• **Data records**:
·····

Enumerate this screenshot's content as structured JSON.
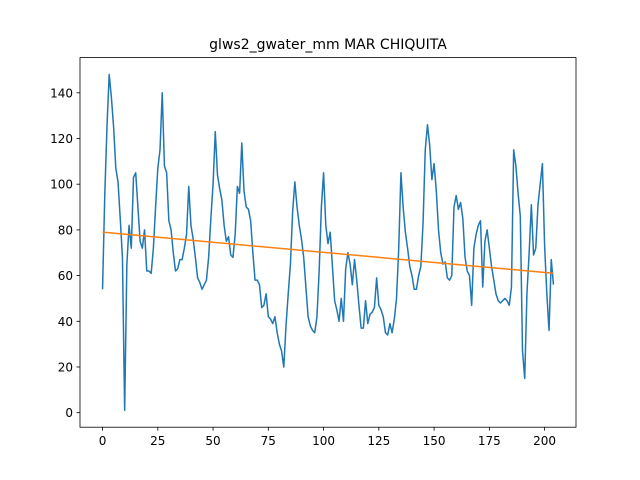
{
  "chart_data": {
    "type": "line",
    "title": "glws2_gwater_mm MAR CHIQUITA",
    "xlim": [
      -10.2,
      214.2
    ],
    "ylim": [
      -6.35,
      155.4
    ],
    "xticks": [
      0,
      25,
      50,
      75,
      100,
      125,
      150,
      175,
      200
    ],
    "yticks": [
      0,
      20,
      40,
      60,
      80,
      100,
      120,
      140
    ],
    "series": [
      {
        "color": "#1f77b4",
        "x": [
          0,
          1,
          2,
          3,
          4,
          5,
          6,
          7,
          8,
          9,
          10,
          11,
          12,
          13,
          14,
          15,
          16,
          17,
          18,
          19,
          20,
          21,
          22,
          23,
          24,
          25,
          26,
          27,
          28,
          29,
          30,
          31,
          32,
          33,
          34,
          35,
          36,
          37,
          38,
          39,
          40,
          41,
          42,
          43,
          44,
          45,
          46,
          47,
          48,
          49,
          50,
          51,
          52,
          53,
          54,
          55,
          56,
          57,
          58,
          59,
          60,
          61,
          62,
          63,
          64,
          65,
          66,
          67,
          68,
          69,
          70,
          71,
          72,
          73,
          74,
          75,
          76,
          77,
          78,
          79,
          80,
          81,
          82,
          83,
          84,
          85,
          86,
          87,
          88,
          89,
          90,
          91,
          92,
          93,
          94,
          95,
          96,
          97,
          98,
          99,
          100,
          101,
          102,
          103,
          104,
          105,
          106,
          107,
          108,
          109,
          110,
          111,
          112,
          113,
          114,
          115,
          116,
          117,
          118,
          119,
          120,
          121,
          122,
          123,
          124,
          125,
          126,
          127,
          128,
          129,
          130,
          131,
          132,
          133,
          134,
          135,
          136,
          137,
          138,
          139,
          140,
          141,
          142,
          143,
          144,
          145,
          146,
          147,
          148,
          149,
          150,
          151,
          152,
          153,
          154,
          155,
          156,
          157,
          158,
          159,
          160,
          161,
          162,
          163,
          164,
          165,
          166,
          167,
          168,
          169,
          170,
          171,
          172,
          173,
          174,
          175,
          176,
          177,
          178,
          179,
          180,
          181,
          182,
          183,
          184,
          185,
          186,
          187,
          188,
          189,
          190,
          191,
          192,
          193,
          194,
          195,
          196,
          197,
          198,
          199,
          200,
          201,
          202,
          203,
          204
        ],
        "values": [
          54,
          95,
          125,
          148,
          138,
          125,
          107,
          101,
          85,
          68,
          1,
          65,
          82,
          72,
          103,
          105,
          90,
          75,
          72,
          80,
          62,
          62,
          61,
          72,
          90,
          107,
          115,
          140,
          108,
          105,
          84,
          80,
          70,
          62,
          63,
          67,
          67,
          72,
          78,
          99,
          82,
          76,
          68,
          59,
          57,
          54,
          56,
          58,
          68,
          85,
          100,
          123,
          104,
          98,
          93,
          82,
          75,
          77,
          69,
          68,
          78,
          99,
          96,
          118,
          97,
          90,
          89,
          84,
          70,
          58,
          58,
          56,
          46,
          47,
          52,
          42,
          41,
          39,
          42,
          35,
          30,
          27,
          20,
          38,
          52,
          65,
          88,
          101,
          90,
          82,
          76,
          68,
          55,
          42,
          38,
          36,
          35,
          42,
          62,
          90,
          105,
          82,
          74,
          79,
          64,
          49,
          45,
          40,
          50,
          40,
          63,
          70,
          65,
          56,
          67,
          58,
          47,
          37,
          37,
          49,
          39,
          43,
          44,
          46,
          59,
          47,
          45,
          42,
          35,
          34,
          39,
          35,
          41,
          50,
          72,
          105,
          90,
          79,
          72,
          64,
          60,
          54,
          54,
          60,
          64,
          83,
          115,
          126,
          117,
          102,
          109,
          97,
          80,
          70,
          65,
          66,
          59,
          58,
          60,
          90,
          95,
          89,
          92,
          85,
          68,
          62,
          60,
          47,
          72,
          78,
          82,
          84,
          55,
          75,
          80,
          72,
          64,
          58,
          52,
          49,
          48,
          49,
          50,
          49,
          47,
          55,
          115,
          108,
          96,
          86,
          27,
          15,
          52,
          70,
          91,
          69,
          72,
          91,
          100,
          109,
          73,
          52,
          36,
          67,
          56
        ]
      },
      {
        "color": "#ff7f0e",
        "x": [
          0,
          204
        ],
        "values": [
          79,
          61
        ]
      }
    ]
  }
}
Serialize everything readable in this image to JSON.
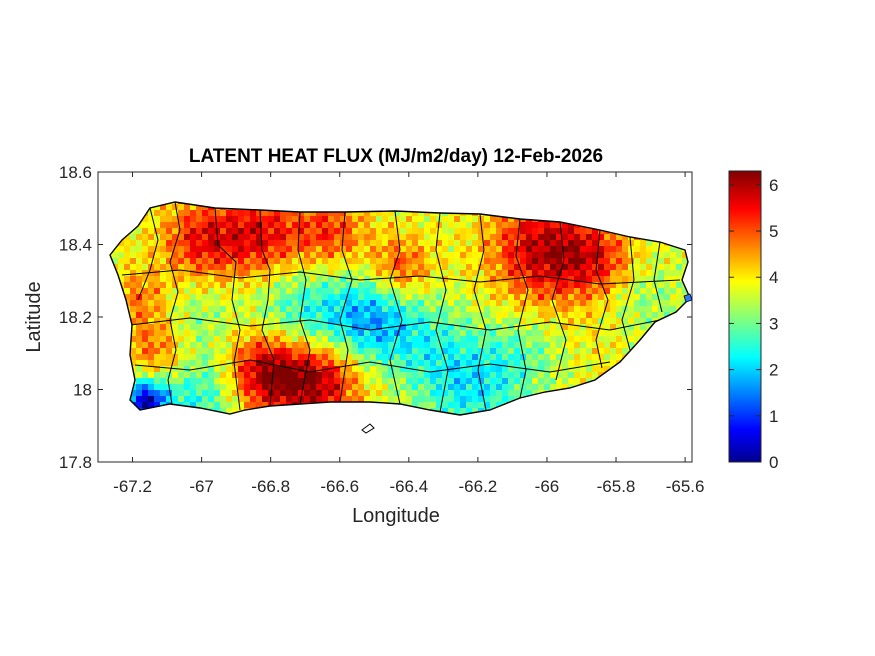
{
  "chart_data": {
    "type": "heatmap",
    "title": "LATENT HEAT FLUX (MJ/m2/day) 12-Feb-2026",
    "xlabel": "Longitude",
    "ylabel": "Latitude",
    "xlim": [
      -67.3,
      -65.58
    ],
    "ylim": [
      17.8,
      18.6
    ],
    "xticks": [
      -67.2,
      -67,
      -66.8,
      -66.6,
      -66.4,
      -66.2,
      -66,
      -65.8,
      -65.6
    ],
    "xtick_labels": [
      "-67.2",
      "-67",
      "-66.8",
      "-66.6",
      "-66.4",
      "-66.2",
      "-66",
      "-65.8",
      "-65.6"
    ],
    "yticks": [
      17.8,
      18,
      18.2,
      18.4,
      18.6
    ],
    "ytick_labels": [
      "17.8",
      "18",
      "18.2",
      "18.4",
      "18.6"
    ],
    "colorbar": {
      "colormap": "jet",
      "limits": [
        0,
        6.3
      ],
      "ticks": [
        0,
        1,
        2,
        3,
        4,
        5,
        6
      ],
      "tick_labels": [
        "0",
        "1",
        "2",
        "3",
        "4",
        "5",
        "6"
      ]
    },
    "grid": false,
    "region": "Puerto Rico"
  },
  "colors": {
    "outline": "#000000",
    "axes_box": "#262626",
    "background": "#ffffff"
  }
}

·····

• **The problem**: Pictures in the records above are left out; print everything else exactly as written.

• **Task response**:
Enumerate this screenshot's content as structured JSON.
{
  "chart_data": {
    "type": "line",
    "title": "glws2_gwater_mm MAR CHIQUITA",
    "xlim": [
      -10.2,
      214.2
    ],
    "ylim": [
      -6.35,
      155.4
    ],
    "xticks": [
      0,
      25,
      50,
      75,
      100,
      125,
      150,
      175,
      200
    ],
    "yticks": [
      0,
      20,
      40,
      60,
      80,
      100,
      120,
      140
    ],
    "series": [
      {
        "color": "#1f77b4",
        "x": [
          0,
          1,
          2,
          3,
          4,
          5,
          6,
          7,
          8,
          9,
          10,
          11,
          12,
          13,
          14,
          15,
          16,
          17,
          18,
          19,
          20,
          21,
          22,
          23,
          24,
          25,
          26,
          27,
          28,
          29,
          30,
          31,
          32,
          33,
          34,
          35,
          36,
          37,
          38,
          39,
          40,
          41,
          42,
          43,
          44,
          45,
          46,
          47,
          48,
          49,
          50,
          51,
          52,
          53,
          54,
          55,
          56,
          57,
          58,
          59,
          60,
          61,
          62,
          63,
          64,
          65,
          66,
          67,
          68,
          69,
          70,
          71,
          72,
          73,
          74,
          75,
          76,
          77,
          78,
          79,
          80,
          81,
          82,
          83,
          84,
          85,
          86,
          87,
          88,
          89,
          90,
          91,
          92,
          93,
          94,
          95,
          96,
          97,
          98,
          99,
          100,
          101,
          102,
          103,
          104,
          105,
          106,
          107,
          108,
          109,
          110,
          111,
          112,
          113,
          114,
          115,
          116,
          117,
          118,
          119,
          120,
          121,
          122,
          123,
          124,
          125,
          126,
          127,
          128,
          129,
          130,
          131,
          132,
          133,
          134,
          135,
          136,
          137,
          138,
          139,
          140,
          141,
          142,
          143,
          144,
          145,
          146,
          147,
          148,
          149,
          150,
          151,
          152,
          153,
          154,
          155,
          156,
          157,
          158,
          159,
          160,
          161,
          162,
          163,
          164,
          165,
          166,
          167,
          168,
          169,
          170,
          171,
          172,
          173,
          174,
          175,
          176,
          177,
          178,
          179,
          180,
          181,
          182,
          183,
          184,
          185,
          186,
          187,
          188,
          189,
          190,
          191,
          192,
          193,
          194,
          195,
          196,
          197,
          198,
          199,
          200,
          201,
          202,
          203,
          204
        ],
        "values": [
          54,
          95,
          125,
          148,
          138,
          125,
          107,
          101,
          85,
          68,
          1,
          65,
          82,
          72,
          103,
          105,
          90,
          75,
          72,
          80,
          62,
          62,
          61,
          72,
          90,
          107,
          115,
          140,
          108,
          105,
          84,
          80,
          70,
          62,
          63,
          67,
          67,
          72,
          78,
          99,
          82,
          76,
          68,
          59,
          57,
          54,
          56,
          58,
          68,
          85,
          100,
          123,
          104,
          98,
          93,
          82,
          75,
          77,
          69,
          68,
          78,
          99,
          96,
          118,
          97,
          90,
          89,
          84,
          70,
          58,
          58,
          56,
          46,
          47,
          52,
          42,
          41,
          39,
          42,
          35,
          30,
          27,
          20,
          38,
          52,
          65,
          88,
          101,
          90,
          82,
          76,
          68,
          55,
          42,
          38,
          36,
          35,
          42,
          62,
          90,
          105,
          82,
          74,
          79,
          64,
          49,
          45,
          40,
          50,
          40,
          63,
          70,
          65,
          56,
          67,
          58,
          47,
          37,
          37,
          49,
          39,
          43,
          44,
          46,
          59,
          47,
          45,
          42,
          35,
          34,
          39,
          35,
          41,
          50,
          72,
          105,
          90,
          79,
          72,
          64,
          60,
          54,
          54,
          60,
          64,
          83,
          115,
          126,
          117,
          102,
          109,
          97,
          80,
          70,
          65,
          66,
          59,
          58,
          60,
          90,
          95,
          89,
          92,
          85,
          68,
          62,
          60,
          47,
          72,
          78,
          82,
          84,
          55,
          75,
          80,
          72,
          64,
          58,
          52,
          49,
          48,
          49,
          50,
          49,
          47,
          55,
          115,
          108,
          96,
          86,
          27,
          15,
          52,
          70,
          91,
          69,
          72,
          91,
          100,
          109,
          73,
          52,
          36,
          67,
          56
        ]
      },
      {
        "color": "#ff7f0e",
        "x": [
          0,
          204
        ],
        "values": [
          79,
          61
        ]
      }
    ]
  }
}
Serialize everything readable in this image to JSON.
{
  "chart_data": {
    "type": "heatmap",
    "title": "LATENT HEAT FLUX (MJ/m2/day) 12-Feb-2026",
    "xlabel": "Longitude",
    "ylabel": "Latitude",
    "xlim": [
      -67.3,
      -65.58
    ],
    "ylim": [
      17.8,
      18.6
    ],
    "xticks": [
      -67.2,
      -67,
      -66.8,
      -66.6,
      -66.4,
      -66.2,
      -66,
      -65.8,
      -65.6
    ],
    "xtick_labels": [
      "-67.2",
      "-67",
      "-66.8",
      "-66.6",
      "-66.4",
      "-66.2",
      "-66",
      "-65.8",
      "-65.6"
    ],
    "yticks": [
      17.8,
      18,
      18.2,
      18.4,
      18.6
    ],
    "ytick_labels": [
      "17.8",
      "18",
      "18.2",
      "18.4",
      "18.6"
    ],
    "colorbar": {
      "colormap": "jet",
      "limits": [
        0,
        6.3
      ],
      "ticks": [
        0,
        1,
        2,
        3,
        4,
        5,
        6
      ],
      "tick_labels": [
        "0",
        "1",
        "2",
        "3",
        "4",
        "5",
        "6"
      ]
    },
    "grid": false,
    "region": "Puerto Rico"
  },
  "colors": {
    "outline": "#000000",
    "axes_box": "#262626",
    "background": "#ffffff"
  }
}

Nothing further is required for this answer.